(Supplied records):

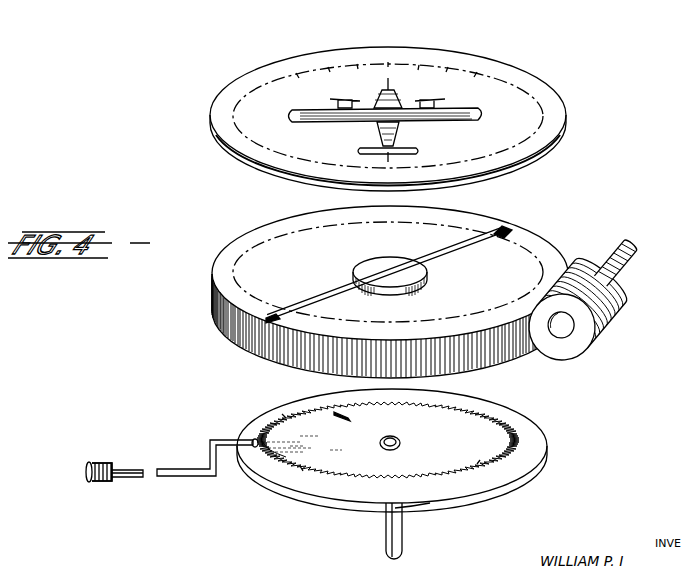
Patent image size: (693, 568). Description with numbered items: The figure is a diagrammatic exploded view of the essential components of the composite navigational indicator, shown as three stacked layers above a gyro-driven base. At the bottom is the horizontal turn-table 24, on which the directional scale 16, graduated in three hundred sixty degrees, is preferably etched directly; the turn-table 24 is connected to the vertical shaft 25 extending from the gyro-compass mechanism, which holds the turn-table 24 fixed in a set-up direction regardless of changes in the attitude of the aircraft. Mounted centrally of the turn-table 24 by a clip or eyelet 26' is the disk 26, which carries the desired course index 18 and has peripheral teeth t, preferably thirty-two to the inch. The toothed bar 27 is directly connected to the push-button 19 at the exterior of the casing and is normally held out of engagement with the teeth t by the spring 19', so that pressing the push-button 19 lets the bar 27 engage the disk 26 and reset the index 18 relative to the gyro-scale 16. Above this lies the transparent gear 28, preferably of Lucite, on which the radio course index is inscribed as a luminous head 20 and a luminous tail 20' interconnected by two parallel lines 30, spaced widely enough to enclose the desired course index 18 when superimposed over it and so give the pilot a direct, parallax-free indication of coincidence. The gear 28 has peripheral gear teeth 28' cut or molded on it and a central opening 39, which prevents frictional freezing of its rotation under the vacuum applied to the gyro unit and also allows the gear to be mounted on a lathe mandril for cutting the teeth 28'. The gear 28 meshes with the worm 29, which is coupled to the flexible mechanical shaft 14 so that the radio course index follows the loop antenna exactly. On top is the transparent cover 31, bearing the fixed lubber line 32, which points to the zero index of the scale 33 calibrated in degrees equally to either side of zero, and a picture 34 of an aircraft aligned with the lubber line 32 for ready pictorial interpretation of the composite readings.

The flexible mechanical cable 14 is at (618, 246).
The directional scale 16 is at (526, 420).
The desired course index 18 is at (334, 410).
The push-button 19 is at (108, 471).
The spring 19' is at (106, 449).
The luminous head of radio course index 20 is at (519, 218).
The luminous tail of radio course index 20' is at (283, 297).
The turn-table 24 is at (428, 506).
The vertical shaft 25 is at (384, 530).
The disk 26 is at (388, 426).
The clip or eyelet 26' is at (420, 449).
The toothed bar 27 is at (213, 440).
The transparent gear 28 is at (370, 288).
The gear teeth 28' is at (370, 325).
The worm 29 is at (585, 330).
The parallel lines 30 is at (448, 250).
The transparent cover 31 is at (512, 92).
The lubber line 32 is at (387, 78).
The scale 33 is at (460, 60).
The picture of an aircraft 34 is at (340, 118).
The central hole or opening 39 is at (379, 259).
The teeth t is at (282, 414).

(Aim): Reproduce every one of the records above verbatim, omitting the pictures.

(Response):
Patent image size: (693, 568). Description with numbered items: The figure is a diagrammatic exploded view of the essential components of the composite navigational indicator, shown as three stacked layers above a gyro-driven base. At the bottom is the horizontal turn-table 24, on which the directional scale 16, graduated in three hundred sixty degrees, is preferably etched directly; the turn-table 24 is connected to the vertical shaft 25 extending from the gyro-compass mechanism, which holds the turn-table 24 fixed in a set-up direction regardless of changes in the attitude of the aircraft. Mounted centrally of the turn-table 24 by a clip or eyelet 26' is the disk 26, which carries the desired course index 18 and has peripheral teeth t, preferably thirty-two to the inch. The toothed bar 27 is directly connected to the push-button 19 at the exterior of the casing and is normally held out of engagement with the teeth t by the spring 19', so that pressing the push-button 19 lets the bar 27 engage the disk 26 and reset the index 18 relative to the gyro-scale 16. Above this lies the transparent gear 28, preferably of Lucite, on which the radio course index is inscribed as a luminous head 20 and a luminous tail 20' interconnected by two parallel lines 30, spaced widely enough to enclose the desired course index 18 when superimposed over it and so give the pilot a direct, parallax-free indication of coincidence. The gear 28 has peripheral gear teeth 28' cut or molded on it and a central opening 39, which prevents frictional freezing of its rotation under the vacuum applied to the gyro unit and also allows the gear to be mounted on a lathe mandril for cutting the teeth 28'. The gear 28 meshes with the worm 29, which is coupled to the flexible mechanical shaft 14 so that the radio course index follows the loop antenna exactly. On top is the transparent cover 31, bearing the fixed lubber line 32, which points to the zero index of the scale 33 calibrated in degrees equally to either side of zero, and a picture 34 of an aircraft aligned with the lubber line 32 for ready pictorial interpretation of the composite readings.

The flexible mechanical cable 14 is at (618, 246).
The directional scale 16 is at (526, 420).
The desired course index 18 is at (334, 410).
The push-button 19 is at (108, 471).
The spring 19' is at (106, 449).
The luminous head of radio course index 20 is at (519, 218).
The luminous tail of radio course index 20' is at (283, 297).
The turn-table 24 is at (428, 506).
The vertical shaft 25 is at (384, 530).
The disk 26 is at (388, 426).
The clip or eyelet 26' is at (420, 449).
The toothed bar 27 is at (213, 440).
The transparent gear 28 is at (370, 288).
The gear teeth 28' is at (370, 325).
The worm 29 is at (585, 330).
The parallel lines 30 is at (448, 250).
The transparent cover 31 is at (512, 92).
The lubber line 32 is at (387, 78).
The scale 33 is at (460, 60).
The picture of an aircraft 34 is at (340, 118).
The central hole or opening 39 is at (379, 259).
The teeth t is at (282, 414).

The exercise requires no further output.